- _What is expected_:
Return the lines of the listing unchanged, starting with its first line and going on through the line with "237, 880, 269]", both ends included. Give only those lines.

- _Source data_:
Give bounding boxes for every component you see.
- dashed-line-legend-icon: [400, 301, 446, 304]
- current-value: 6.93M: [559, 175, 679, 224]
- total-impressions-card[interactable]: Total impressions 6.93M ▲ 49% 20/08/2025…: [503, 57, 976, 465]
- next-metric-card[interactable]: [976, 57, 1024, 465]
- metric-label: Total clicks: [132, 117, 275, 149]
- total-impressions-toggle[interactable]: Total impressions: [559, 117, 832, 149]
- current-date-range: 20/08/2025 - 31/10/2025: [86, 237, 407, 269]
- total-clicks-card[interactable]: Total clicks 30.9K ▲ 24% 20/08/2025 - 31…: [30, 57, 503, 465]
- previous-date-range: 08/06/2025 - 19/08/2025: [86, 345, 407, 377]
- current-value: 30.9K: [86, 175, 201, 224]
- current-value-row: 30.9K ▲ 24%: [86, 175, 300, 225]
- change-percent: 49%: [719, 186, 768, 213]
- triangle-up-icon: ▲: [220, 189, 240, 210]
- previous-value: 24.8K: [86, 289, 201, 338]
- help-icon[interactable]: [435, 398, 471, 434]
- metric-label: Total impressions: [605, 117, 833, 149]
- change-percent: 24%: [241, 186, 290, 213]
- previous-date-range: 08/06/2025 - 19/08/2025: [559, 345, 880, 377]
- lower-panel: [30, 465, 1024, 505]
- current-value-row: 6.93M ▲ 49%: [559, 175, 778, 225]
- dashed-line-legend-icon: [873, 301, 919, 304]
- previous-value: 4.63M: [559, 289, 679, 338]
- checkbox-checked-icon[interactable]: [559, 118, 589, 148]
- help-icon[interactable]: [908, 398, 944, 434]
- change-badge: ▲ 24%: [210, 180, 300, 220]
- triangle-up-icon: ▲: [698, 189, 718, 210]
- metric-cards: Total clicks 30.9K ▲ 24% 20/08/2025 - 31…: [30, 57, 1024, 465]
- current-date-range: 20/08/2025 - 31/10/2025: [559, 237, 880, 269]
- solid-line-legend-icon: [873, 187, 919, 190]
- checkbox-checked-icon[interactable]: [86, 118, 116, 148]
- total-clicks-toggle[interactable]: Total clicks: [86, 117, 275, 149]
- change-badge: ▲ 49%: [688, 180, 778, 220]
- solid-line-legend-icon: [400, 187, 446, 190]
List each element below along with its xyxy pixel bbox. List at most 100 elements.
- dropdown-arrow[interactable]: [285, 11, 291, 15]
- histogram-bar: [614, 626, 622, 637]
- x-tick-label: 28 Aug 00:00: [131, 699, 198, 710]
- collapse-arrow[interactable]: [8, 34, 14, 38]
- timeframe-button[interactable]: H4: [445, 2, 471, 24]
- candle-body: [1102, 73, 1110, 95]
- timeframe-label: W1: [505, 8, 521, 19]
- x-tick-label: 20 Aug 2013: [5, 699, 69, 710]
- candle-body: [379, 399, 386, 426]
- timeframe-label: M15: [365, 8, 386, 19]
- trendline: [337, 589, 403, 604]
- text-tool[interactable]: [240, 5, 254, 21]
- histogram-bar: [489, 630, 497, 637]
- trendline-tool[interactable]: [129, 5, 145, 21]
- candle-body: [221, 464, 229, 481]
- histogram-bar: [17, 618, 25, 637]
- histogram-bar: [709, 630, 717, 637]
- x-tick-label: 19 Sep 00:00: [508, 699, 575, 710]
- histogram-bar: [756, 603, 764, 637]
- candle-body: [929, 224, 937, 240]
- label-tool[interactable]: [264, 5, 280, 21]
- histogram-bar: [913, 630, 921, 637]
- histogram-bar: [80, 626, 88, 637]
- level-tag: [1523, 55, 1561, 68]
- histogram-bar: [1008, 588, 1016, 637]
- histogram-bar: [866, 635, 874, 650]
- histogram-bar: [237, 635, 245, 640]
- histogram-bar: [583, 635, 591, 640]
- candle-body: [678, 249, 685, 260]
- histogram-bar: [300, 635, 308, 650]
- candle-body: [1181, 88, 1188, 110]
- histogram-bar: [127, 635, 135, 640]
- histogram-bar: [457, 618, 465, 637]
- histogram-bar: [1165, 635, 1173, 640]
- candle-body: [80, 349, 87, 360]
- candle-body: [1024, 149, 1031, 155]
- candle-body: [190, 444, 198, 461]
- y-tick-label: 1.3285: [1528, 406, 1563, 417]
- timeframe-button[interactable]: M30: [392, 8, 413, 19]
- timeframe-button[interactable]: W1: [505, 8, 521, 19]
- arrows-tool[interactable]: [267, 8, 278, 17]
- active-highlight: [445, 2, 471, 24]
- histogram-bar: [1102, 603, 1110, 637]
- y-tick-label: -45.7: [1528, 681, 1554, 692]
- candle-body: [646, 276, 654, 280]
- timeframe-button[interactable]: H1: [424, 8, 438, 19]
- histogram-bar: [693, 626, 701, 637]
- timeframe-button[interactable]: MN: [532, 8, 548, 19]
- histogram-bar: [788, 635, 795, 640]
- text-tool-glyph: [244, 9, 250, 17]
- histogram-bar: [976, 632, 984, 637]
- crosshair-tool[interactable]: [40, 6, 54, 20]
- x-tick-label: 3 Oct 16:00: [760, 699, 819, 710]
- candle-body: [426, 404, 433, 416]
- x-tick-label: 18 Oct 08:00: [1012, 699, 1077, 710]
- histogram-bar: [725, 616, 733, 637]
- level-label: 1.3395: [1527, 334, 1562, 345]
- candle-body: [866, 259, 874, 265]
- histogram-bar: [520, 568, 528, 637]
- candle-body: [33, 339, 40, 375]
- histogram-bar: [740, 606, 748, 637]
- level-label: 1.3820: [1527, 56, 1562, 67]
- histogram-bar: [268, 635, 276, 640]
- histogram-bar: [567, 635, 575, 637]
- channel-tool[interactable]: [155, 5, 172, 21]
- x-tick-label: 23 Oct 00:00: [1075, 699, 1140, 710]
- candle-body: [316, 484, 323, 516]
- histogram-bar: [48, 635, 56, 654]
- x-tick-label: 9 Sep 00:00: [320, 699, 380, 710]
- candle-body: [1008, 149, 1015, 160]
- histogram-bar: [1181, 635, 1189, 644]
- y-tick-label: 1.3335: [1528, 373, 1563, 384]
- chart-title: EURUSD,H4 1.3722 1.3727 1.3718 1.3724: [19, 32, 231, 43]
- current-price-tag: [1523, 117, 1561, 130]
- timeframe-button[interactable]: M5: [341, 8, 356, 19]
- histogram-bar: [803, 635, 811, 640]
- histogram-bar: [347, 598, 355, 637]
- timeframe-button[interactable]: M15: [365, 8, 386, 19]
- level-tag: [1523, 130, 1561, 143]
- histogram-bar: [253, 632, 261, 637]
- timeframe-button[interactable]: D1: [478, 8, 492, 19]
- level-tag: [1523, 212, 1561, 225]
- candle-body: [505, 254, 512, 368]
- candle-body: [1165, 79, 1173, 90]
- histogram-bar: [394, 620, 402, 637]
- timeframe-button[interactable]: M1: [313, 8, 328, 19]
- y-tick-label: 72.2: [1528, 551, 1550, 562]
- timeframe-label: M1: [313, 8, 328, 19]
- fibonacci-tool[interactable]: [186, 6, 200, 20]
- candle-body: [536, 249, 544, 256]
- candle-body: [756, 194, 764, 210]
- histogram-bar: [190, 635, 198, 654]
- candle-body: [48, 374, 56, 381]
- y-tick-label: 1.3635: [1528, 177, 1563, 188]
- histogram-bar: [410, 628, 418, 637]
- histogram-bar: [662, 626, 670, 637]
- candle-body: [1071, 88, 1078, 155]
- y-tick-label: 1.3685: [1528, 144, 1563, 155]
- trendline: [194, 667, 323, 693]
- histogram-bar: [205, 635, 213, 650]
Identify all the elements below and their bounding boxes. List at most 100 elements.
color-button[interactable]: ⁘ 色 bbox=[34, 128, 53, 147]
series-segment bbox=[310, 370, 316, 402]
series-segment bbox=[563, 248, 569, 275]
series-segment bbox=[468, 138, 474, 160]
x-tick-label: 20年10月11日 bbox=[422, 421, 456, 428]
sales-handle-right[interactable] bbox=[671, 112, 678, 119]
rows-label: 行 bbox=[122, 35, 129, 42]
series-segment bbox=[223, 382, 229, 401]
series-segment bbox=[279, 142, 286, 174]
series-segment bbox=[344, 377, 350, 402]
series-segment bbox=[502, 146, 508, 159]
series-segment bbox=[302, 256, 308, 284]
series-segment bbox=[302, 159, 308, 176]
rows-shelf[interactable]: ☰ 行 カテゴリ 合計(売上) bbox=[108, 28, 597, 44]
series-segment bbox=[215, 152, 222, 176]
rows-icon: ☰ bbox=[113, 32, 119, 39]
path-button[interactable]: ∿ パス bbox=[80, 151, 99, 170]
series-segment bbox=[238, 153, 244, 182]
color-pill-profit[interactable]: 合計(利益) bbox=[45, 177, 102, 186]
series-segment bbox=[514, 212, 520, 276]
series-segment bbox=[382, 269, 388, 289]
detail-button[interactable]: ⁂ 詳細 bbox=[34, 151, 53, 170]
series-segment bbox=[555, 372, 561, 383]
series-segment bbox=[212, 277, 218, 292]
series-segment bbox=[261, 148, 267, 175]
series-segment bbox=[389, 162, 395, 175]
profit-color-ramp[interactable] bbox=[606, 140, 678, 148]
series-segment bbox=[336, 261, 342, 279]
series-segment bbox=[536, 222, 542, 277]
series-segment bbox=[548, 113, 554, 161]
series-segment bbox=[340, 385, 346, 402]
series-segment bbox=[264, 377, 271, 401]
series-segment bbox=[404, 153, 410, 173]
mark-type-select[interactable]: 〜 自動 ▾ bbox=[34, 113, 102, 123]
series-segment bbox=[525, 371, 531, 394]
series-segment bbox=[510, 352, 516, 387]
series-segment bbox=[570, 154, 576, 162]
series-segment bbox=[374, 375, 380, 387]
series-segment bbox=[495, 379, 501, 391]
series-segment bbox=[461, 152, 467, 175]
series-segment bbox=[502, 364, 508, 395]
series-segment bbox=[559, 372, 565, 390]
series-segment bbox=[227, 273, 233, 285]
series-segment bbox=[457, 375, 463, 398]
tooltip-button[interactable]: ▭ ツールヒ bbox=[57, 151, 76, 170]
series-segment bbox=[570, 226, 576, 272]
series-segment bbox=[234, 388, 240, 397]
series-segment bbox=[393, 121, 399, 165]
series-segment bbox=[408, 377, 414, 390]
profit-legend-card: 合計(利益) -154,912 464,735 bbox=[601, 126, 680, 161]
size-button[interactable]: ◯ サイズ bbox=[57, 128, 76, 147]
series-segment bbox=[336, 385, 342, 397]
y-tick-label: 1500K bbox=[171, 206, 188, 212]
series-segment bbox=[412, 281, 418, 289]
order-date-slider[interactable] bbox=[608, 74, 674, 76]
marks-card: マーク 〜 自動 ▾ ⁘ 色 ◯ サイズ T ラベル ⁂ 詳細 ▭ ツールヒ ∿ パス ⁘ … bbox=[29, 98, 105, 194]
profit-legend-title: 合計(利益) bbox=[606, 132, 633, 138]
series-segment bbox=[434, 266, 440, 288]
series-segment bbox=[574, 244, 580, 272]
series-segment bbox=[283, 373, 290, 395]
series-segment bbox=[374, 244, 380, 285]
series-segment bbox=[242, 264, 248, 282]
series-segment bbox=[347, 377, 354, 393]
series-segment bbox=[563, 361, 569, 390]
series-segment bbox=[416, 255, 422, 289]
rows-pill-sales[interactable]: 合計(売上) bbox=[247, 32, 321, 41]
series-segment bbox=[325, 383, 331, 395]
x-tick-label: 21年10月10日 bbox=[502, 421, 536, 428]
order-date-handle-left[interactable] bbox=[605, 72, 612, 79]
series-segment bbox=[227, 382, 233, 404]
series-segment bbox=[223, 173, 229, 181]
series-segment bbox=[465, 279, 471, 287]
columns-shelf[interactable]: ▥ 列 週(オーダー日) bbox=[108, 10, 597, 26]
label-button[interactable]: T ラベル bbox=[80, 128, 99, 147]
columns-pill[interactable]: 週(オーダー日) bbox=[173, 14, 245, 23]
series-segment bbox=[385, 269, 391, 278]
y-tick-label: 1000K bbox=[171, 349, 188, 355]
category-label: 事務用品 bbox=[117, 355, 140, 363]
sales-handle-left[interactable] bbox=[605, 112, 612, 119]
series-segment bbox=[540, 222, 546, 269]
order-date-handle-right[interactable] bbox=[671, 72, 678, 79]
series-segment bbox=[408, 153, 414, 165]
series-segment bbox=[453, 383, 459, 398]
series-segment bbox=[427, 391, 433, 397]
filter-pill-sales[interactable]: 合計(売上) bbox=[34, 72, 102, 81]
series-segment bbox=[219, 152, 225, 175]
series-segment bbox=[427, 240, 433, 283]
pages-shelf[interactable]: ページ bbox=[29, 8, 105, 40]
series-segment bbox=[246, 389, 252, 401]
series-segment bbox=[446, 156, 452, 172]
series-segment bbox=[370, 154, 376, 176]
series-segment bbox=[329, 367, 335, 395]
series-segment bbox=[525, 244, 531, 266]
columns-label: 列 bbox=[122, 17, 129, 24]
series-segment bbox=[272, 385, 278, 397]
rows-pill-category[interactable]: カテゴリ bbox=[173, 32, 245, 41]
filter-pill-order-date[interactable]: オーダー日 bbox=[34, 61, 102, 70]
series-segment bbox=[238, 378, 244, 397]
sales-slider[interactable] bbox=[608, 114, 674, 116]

- _Task result_:
Give bounding boxes for every component you see.
- dashed-line-legend-icon: [400, 301, 446, 304]
- current-value: 6.93M: [559, 175, 679, 224]
- total-impressions-card[interactable]: Total impressions 6.93M ▲ 49% 20/08/2025…: [503, 57, 976, 465]
- next-metric-card[interactable]: [976, 57, 1024, 465]
- metric-label: Total clicks: [132, 117, 275, 149]
- total-impressions-toggle[interactable]: Total impressions: [559, 117, 832, 149]
- current-date-range: 20/08/2025 - 31/10/2025: [86, 237, 407, 269]
- total-clicks-card[interactable]: Total clicks 30.9K ▲ 24% 20/08/2025 - 31…: [30, 57, 503, 465]
- previous-date-range: 08/06/2025 - 19/08/2025: [86, 345, 407, 377]
- current-value: 30.9K: [86, 175, 201, 224]
- current-value-row: 30.9K ▲ 24%: [86, 175, 300, 225]
- change-percent: 49%: [719, 186, 768, 213]
- triangle-up-icon: ▲: [220, 189, 240, 210]
- previous-value: 24.8K: [86, 289, 201, 338]
- help-icon[interactable]: [435, 398, 471, 434]
- metric-label: Total impressions: [605, 117, 833, 149]
- change-percent: 24%: [241, 186, 290, 213]
- previous-date-range: 08/06/2025 - 19/08/2025: [559, 345, 880, 377]
- lower-panel: [30, 465, 1024, 505]
- current-value-row: 6.93M ▲ 49%: [559, 175, 778, 225]
- dashed-line-legend-icon: [873, 301, 919, 304]
- previous-value: 4.63M: [559, 289, 679, 338]
- checkbox-checked-icon[interactable]: [559, 118, 589, 148]
- help-icon[interactable]: [908, 398, 944, 434]
- change-badge: ▲ 24%: [210, 180, 300, 220]
- triangle-up-icon: ▲: [698, 189, 718, 210]
- metric-cards: Total clicks 30.9K ▲ 24% 20/08/2025 - 31…: [30, 57, 1024, 465]
- current-date-range: 20/08/2025 - 31/10/2025: [559, 237, 880, 269]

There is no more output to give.